*Task description*
Using the data below, copy each line that includes the word "this".

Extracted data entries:
** START **
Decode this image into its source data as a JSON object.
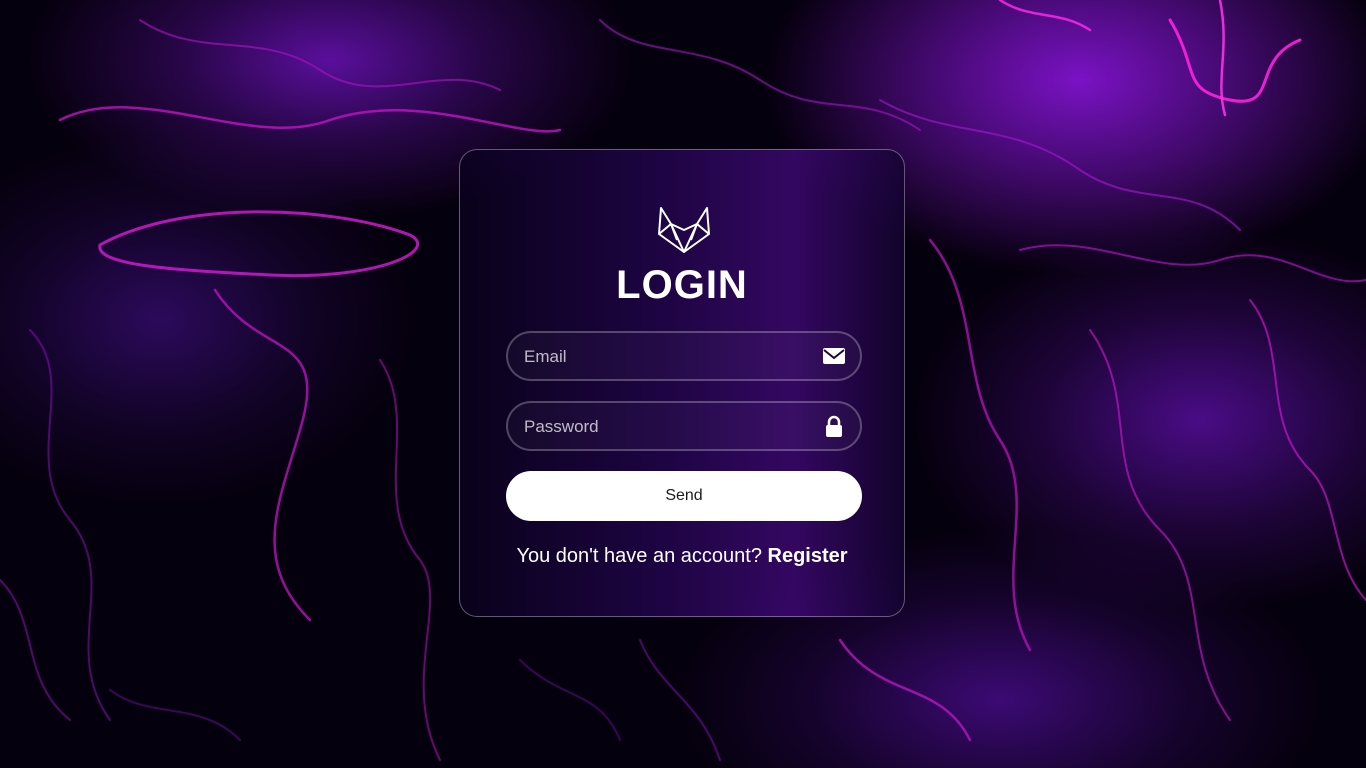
{
  "login": {
    "title": "LOGIN",
    "email_placeholder": "Email",
    "password_placeholder": "Password",
    "send_label": "Send",
    "register_prompt": "You don't have an account?",
    "register_link": "Register"
  },
  "icons": {
    "logo": "fox-logo-icon",
    "email": "envelope-icon",
    "password": "lock-icon"
  },
  "colors": {
    "background": "#05000d",
    "accent_magenta": "#e01ad8",
    "accent_purple": "#7a12c4",
    "button_bg": "#ffffff",
    "text": "#ffffff"
  }
}
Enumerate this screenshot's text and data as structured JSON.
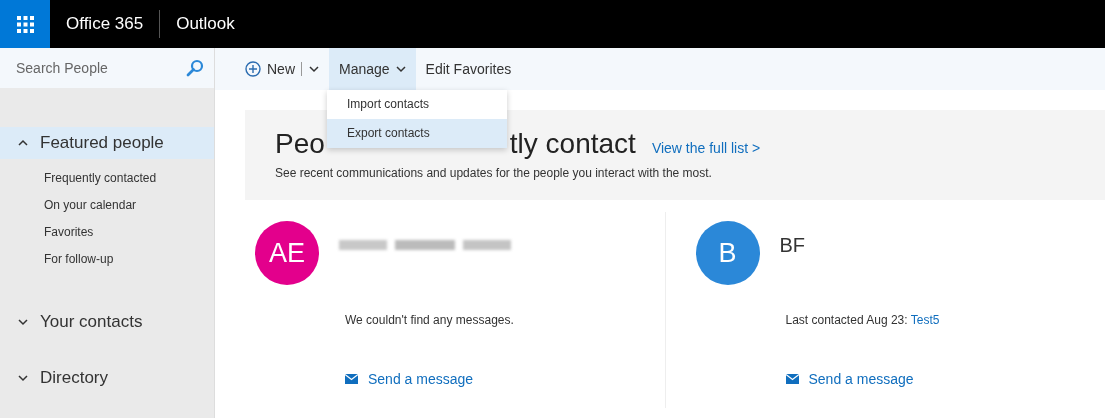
{
  "app_bar": {
    "suite": "Office 365",
    "app": "Outlook"
  },
  "search": {
    "placeholder": "Search People"
  },
  "toolbar": {
    "items": [
      {
        "label": "New",
        "kind": "split",
        "selected": false
      },
      {
        "label": "Manage",
        "kind": "menu",
        "selected": true
      },
      {
        "label": "Edit Favorites",
        "kind": "plain",
        "selected": false
      }
    ]
  },
  "menu": {
    "items": [
      {
        "label": "Import contacts",
        "selected": false
      },
      {
        "label": "Export contacts",
        "selected": true
      }
    ]
  },
  "sidebar": {
    "sections": [
      {
        "label": "Featured people",
        "expanded": true,
        "selected": true,
        "children": [
          {
            "label": "Frequently contacted"
          },
          {
            "label": "On your calendar"
          },
          {
            "label": "Favorites"
          },
          {
            "label": "For follow-up"
          }
        ]
      },
      {
        "label": "Your contacts",
        "expanded": false,
        "selected": false
      },
      {
        "label": "Directory",
        "expanded": false,
        "selected": false
      }
    ]
  },
  "banner": {
    "heading_parts": [
      "Peo",
      "tly contact"
    ],
    "link": "View the full list >",
    "subtitle": "See recent communications and updates for the people you interact with the most."
  },
  "people": [
    {
      "initials": "AE",
      "color": "#e3008c",
      "status": "We couldn't find any messages.",
      "action": "Send a message"
    },
    {
      "initials": "B",
      "color": "#2b88d8",
      "name": "BF",
      "status": "Last contacted Aug 23: ",
      "status_link": "Test5",
      "action": "Send a message"
    }
  ]
}
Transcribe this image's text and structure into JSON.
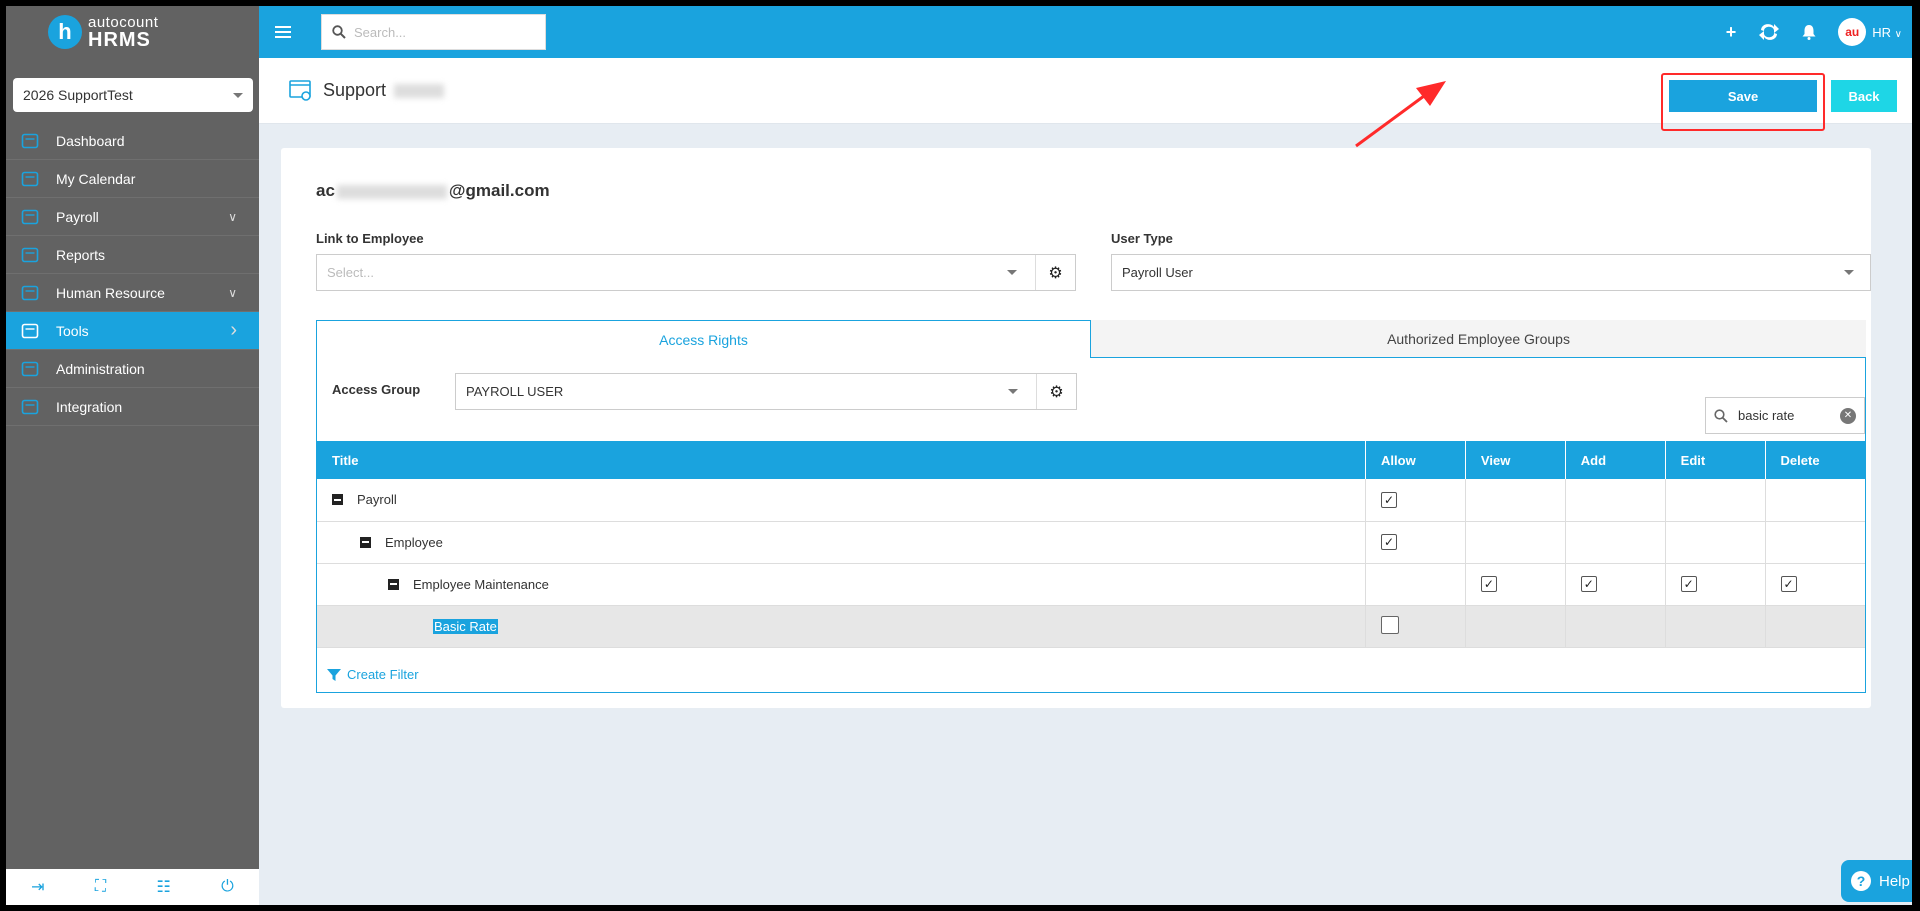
{
  "brand": {
    "line1": "autocount",
    "line2": "HRMS",
    "logo_letter": "h"
  },
  "company_selector": {
    "value": "2026 SupportTest"
  },
  "sidebar": {
    "items": [
      {
        "label": "Dashboard",
        "icon": "dashboard-icon"
      },
      {
        "label": "My Calendar",
        "icon": "calendar-icon"
      },
      {
        "label": "Payroll",
        "icon": "payroll-icon",
        "chevron": "down"
      },
      {
        "label": "Reports",
        "icon": "reports-icon"
      },
      {
        "label": "Human Resource",
        "icon": "human-resource-icon",
        "chevron": "down"
      },
      {
        "label": "Tools",
        "icon": "tools-icon",
        "chevron": "right",
        "active": true
      },
      {
        "label": "Administration",
        "icon": "administration-icon"
      },
      {
        "label": "Integration",
        "icon": "integration-icon"
      }
    ]
  },
  "topbar": {
    "search_placeholder": "Search...",
    "user_label": "HR"
  },
  "page": {
    "title": "Support",
    "save_label": "Save",
    "back_label": "Back"
  },
  "form": {
    "email_prefix": "ac",
    "email_suffix": "@gmail.com",
    "link_label": "Link to Employee",
    "link_placeholder": "Select...",
    "user_type_label": "User Type",
    "user_type_value": "Payroll User"
  },
  "tabs": [
    {
      "label": "Access Rights",
      "active": true
    },
    {
      "label": "Authorized Employee Groups",
      "active": false
    }
  ],
  "access": {
    "group_label": "Access Group",
    "group_value": "PAYROLL USER",
    "filter_value": "basic rate",
    "create_filter_label": "Create Filter",
    "columns": [
      "Title",
      "Allow",
      "View",
      "Add",
      "Edit",
      "Delete"
    ]
  },
  "rows": [
    {
      "title": "Payroll",
      "level": 0,
      "allow": true,
      "view": null,
      "add": null,
      "edit": null,
      "delete": null
    },
    {
      "title": "Employee",
      "level": 1,
      "allow": true,
      "view": null,
      "add": null,
      "edit": null,
      "delete": null
    },
    {
      "title": "Employee Maintenance",
      "level": 2,
      "allow": null,
      "view": true,
      "add": true,
      "edit": true,
      "delete": true
    },
    {
      "title": "Basic Rate",
      "level": 3,
      "allow": false,
      "view": null,
      "add": null,
      "edit": null,
      "delete": null
    }
  ],
  "help": {
    "label": "Help"
  },
  "colors": {
    "accent": "#1aa3de",
    "sidebar": "#626262",
    "highlight": "#ff2a2a",
    "back": "#1ed6e6"
  }
}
** END **
*Task response*
Decode this image into its source data as a JSON object.
Enumerate this screenshot's text and data as structured JSON.
Transcribe this image's text and structure into JSON.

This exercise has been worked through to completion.